WHAT TO PRODUCE
Bring together all lines of the material below that contain the string "document".

Saved entries:
■ ■ ■ ■ ■ ■ ■

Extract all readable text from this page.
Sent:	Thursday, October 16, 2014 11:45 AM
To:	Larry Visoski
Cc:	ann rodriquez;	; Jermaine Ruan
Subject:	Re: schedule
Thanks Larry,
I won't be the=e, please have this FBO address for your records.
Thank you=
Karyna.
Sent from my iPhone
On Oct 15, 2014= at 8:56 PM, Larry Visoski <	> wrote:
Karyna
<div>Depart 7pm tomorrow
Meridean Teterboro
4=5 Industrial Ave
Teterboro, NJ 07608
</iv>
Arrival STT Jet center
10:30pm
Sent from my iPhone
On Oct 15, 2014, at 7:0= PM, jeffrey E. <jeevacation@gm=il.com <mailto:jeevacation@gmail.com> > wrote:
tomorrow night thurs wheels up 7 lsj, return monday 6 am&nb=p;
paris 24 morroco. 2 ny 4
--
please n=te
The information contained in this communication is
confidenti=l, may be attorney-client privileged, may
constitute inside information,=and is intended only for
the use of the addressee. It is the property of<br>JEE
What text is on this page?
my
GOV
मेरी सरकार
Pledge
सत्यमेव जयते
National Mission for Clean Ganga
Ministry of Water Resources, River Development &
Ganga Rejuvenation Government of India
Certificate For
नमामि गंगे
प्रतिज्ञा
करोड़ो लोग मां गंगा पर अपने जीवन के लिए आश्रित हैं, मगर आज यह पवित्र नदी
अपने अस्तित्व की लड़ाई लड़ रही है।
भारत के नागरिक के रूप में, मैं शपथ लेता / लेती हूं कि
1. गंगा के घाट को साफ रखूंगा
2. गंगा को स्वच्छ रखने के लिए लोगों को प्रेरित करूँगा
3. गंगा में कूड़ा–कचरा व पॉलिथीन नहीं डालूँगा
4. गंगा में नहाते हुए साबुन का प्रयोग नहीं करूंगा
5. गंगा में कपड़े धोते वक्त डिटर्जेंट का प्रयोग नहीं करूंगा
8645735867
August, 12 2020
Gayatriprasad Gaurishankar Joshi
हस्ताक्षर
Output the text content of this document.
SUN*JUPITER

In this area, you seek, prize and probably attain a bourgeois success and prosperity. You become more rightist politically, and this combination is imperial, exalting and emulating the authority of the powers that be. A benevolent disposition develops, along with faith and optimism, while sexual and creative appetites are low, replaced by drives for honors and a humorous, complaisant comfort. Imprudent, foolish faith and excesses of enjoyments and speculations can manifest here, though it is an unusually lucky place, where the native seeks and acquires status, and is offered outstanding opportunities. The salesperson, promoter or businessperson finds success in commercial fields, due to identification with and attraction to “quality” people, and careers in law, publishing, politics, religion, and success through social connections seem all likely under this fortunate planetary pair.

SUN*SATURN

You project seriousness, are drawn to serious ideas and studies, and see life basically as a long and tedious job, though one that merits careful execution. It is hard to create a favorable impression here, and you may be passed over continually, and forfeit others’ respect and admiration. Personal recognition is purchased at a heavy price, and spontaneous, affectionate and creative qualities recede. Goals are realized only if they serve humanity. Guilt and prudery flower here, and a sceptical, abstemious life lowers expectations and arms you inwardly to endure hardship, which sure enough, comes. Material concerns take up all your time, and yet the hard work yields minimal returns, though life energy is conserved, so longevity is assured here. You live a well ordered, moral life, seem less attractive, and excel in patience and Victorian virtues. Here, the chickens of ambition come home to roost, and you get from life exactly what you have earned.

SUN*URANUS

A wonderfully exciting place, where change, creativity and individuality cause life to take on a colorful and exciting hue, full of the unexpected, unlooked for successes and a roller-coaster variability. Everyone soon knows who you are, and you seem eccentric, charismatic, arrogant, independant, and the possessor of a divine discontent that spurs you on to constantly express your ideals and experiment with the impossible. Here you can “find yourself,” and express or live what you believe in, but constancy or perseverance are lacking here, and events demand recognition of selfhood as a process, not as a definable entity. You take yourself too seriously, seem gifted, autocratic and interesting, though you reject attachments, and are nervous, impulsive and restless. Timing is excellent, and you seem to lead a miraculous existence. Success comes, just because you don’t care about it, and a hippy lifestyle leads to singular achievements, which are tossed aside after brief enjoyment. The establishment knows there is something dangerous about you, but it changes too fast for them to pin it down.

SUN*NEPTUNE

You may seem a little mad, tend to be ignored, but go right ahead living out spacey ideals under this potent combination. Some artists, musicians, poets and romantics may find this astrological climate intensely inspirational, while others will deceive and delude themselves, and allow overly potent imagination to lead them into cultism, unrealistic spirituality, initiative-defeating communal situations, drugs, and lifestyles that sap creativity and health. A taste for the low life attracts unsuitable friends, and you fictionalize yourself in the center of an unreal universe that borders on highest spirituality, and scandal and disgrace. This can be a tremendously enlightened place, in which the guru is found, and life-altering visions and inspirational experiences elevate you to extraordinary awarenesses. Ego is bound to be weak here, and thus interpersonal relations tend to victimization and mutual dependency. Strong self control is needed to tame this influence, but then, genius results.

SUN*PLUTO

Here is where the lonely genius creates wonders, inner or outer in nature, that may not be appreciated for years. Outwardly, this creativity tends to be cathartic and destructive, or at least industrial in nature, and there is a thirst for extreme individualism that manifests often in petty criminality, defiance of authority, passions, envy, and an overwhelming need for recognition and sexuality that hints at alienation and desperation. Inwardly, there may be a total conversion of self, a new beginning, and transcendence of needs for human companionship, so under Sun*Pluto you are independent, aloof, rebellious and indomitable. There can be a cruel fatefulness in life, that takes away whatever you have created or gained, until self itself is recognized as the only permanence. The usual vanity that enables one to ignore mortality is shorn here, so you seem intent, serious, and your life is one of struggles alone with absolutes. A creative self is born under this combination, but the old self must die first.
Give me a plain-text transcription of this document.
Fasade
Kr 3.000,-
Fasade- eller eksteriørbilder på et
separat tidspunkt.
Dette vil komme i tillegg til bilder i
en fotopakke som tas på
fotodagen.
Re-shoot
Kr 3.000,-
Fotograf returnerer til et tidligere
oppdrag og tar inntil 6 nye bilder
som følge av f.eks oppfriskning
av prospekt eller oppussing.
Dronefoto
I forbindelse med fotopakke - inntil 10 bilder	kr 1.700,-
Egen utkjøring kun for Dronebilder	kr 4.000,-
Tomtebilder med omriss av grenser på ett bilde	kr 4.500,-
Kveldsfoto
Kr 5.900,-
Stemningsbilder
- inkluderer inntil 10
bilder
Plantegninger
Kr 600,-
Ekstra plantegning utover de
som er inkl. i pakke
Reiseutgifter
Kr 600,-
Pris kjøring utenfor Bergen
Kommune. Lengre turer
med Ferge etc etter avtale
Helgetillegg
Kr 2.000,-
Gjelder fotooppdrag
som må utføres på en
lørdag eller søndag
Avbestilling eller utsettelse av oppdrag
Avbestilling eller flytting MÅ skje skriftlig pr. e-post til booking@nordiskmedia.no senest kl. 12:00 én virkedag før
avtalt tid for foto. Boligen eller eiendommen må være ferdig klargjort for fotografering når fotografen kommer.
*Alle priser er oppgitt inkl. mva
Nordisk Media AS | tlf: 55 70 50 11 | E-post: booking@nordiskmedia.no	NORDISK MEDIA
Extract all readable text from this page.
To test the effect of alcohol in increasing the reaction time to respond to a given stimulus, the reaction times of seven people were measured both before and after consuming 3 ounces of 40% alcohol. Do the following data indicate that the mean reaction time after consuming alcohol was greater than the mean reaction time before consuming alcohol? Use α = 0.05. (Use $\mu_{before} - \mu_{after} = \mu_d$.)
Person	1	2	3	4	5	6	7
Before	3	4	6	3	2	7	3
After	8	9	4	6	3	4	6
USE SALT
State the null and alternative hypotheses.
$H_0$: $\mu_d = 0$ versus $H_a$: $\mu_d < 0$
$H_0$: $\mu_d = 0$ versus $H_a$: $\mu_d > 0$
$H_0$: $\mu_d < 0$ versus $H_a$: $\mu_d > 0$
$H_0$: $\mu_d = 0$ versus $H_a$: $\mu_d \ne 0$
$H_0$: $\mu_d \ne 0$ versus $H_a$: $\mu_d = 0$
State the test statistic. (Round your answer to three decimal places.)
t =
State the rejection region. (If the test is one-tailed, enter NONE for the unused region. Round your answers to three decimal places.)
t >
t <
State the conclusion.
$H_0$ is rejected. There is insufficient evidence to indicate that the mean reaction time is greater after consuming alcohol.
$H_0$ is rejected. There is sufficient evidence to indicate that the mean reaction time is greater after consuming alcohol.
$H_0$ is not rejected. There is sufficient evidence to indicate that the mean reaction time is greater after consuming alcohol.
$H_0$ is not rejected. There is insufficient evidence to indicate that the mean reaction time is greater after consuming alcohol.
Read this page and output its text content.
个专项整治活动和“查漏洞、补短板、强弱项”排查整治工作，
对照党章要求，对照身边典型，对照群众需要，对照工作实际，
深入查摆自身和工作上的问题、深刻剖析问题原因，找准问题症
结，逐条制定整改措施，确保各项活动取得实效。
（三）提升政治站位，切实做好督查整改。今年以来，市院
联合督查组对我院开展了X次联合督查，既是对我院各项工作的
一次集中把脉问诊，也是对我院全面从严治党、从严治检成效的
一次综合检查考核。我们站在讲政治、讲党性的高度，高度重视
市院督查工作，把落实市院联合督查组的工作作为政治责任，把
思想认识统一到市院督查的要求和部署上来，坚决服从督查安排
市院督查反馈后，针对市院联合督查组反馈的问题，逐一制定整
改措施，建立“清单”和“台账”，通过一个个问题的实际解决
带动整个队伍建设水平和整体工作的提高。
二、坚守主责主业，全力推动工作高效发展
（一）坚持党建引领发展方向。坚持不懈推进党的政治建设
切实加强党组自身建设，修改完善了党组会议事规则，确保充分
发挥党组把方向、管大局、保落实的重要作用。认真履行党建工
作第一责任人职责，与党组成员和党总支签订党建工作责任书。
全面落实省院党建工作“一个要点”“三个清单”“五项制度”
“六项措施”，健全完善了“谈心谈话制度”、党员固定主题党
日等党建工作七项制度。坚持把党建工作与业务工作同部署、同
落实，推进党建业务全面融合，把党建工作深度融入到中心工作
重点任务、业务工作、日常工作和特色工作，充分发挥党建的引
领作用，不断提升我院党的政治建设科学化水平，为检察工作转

■ ■ ■ ■ ■ ■ ■

EXERCISE RESULT
Output the text content of this document.
Give me a plain-text transcription of this document.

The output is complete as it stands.